DATA ROWS:
^^^^^^^^^^^^^^^^
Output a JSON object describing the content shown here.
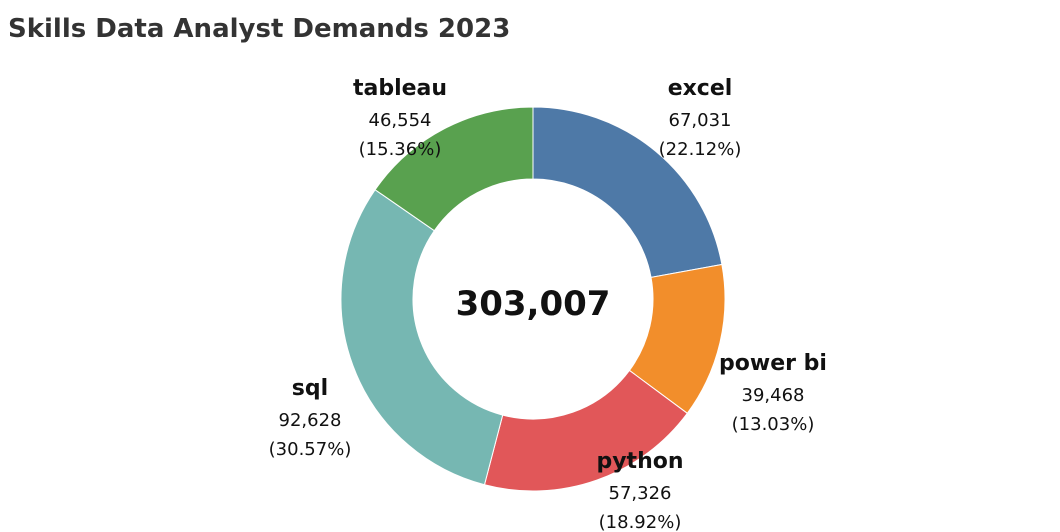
{
  "chart_data": {
    "type": "pie",
    "title": "Skills Data Analyst Demands 2023",
    "center_total": "303,007",
    "slices": [
      {
        "name": "excel",
        "value": 67031,
        "value_label": "67,031",
        "percent_label": "(22.12%)",
        "color": "#4e79a7"
      },
      {
        "name": "power bi",
        "value": 39468,
        "value_label": "39,468",
        "percent_label": "(13.03%)",
        "color": "#f28e2b"
      },
      {
        "name": "python",
        "value": 57326,
        "value_label": "57,326",
        "percent_label": "(18.92%)",
        "color": "#e15759"
      },
      {
        "name": "sql",
        "value": 92628,
        "value_label": "92,628",
        "percent_label": "(30.57%)",
        "color": "#76b7b2"
      },
      {
        "name": "tableau",
        "value": 46554,
        "value_label": "46,554",
        "percent_label": "(15.36%)",
        "color": "#59a14f"
      }
    ]
  }
}
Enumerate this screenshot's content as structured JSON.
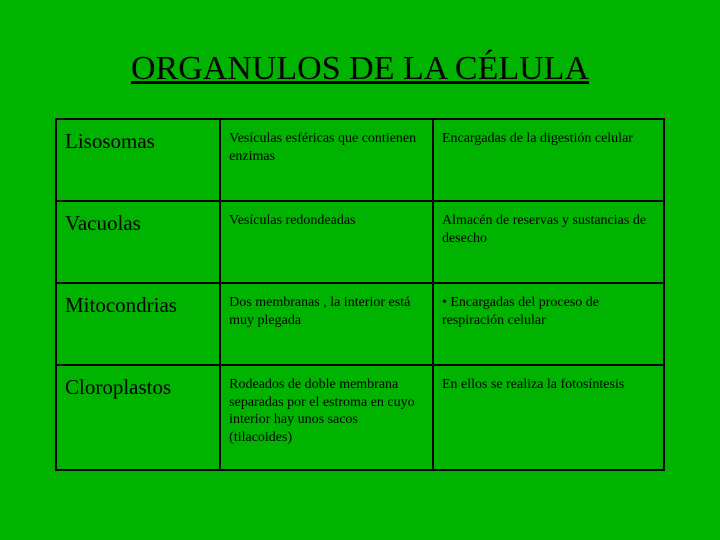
{
  "title": "ORGANULOS DE LA CÉLULA",
  "background_color": "#00b300",
  "border_color": "#000000",
  "text_color": "#000000",
  "title_fontsize": 34,
  "name_fontsize": 21,
  "cell_fontsize": 14,
  "columns": [
    "name",
    "description",
    "function"
  ],
  "rows": [
    {
      "name": "Lisosomas",
      "description": "Vesículas esféricas que contienen enzimas",
      "function": "Encargadas de la digestión celular"
    },
    {
      "name": "Vacuolas",
      "description": "Vesículas redondeadas",
      "function": "Almacén de reservas y sustancias de desecho"
    },
    {
      "name": "Mitocondrias",
      "description": "Dos membranas , la interior está muy plegada",
      "function": "• Encargadas del proceso de respiración celular"
    },
    {
      "name": "Cloroplastos",
      "description": "Rodeados de doble membrana separadas por el estroma en cuyo interior hay unos sacos (tilacoides)",
      "function": "En ellos se realiza la fotosíntesis"
    }
  ]
}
^^^^^^^^^^^^^^^^
YOUR GOAL: Copy all lines of the material above where the string "function" occurs.

ANSWER:
    "function"
      "function": "Encargadas de la digestión celular"
      "function": "Almacén de reservas y sustancias de desecho"
      "function": "• Encargadas del proceso de respiración celular"
      "function": "En ellos se realiza la fotosíntesis"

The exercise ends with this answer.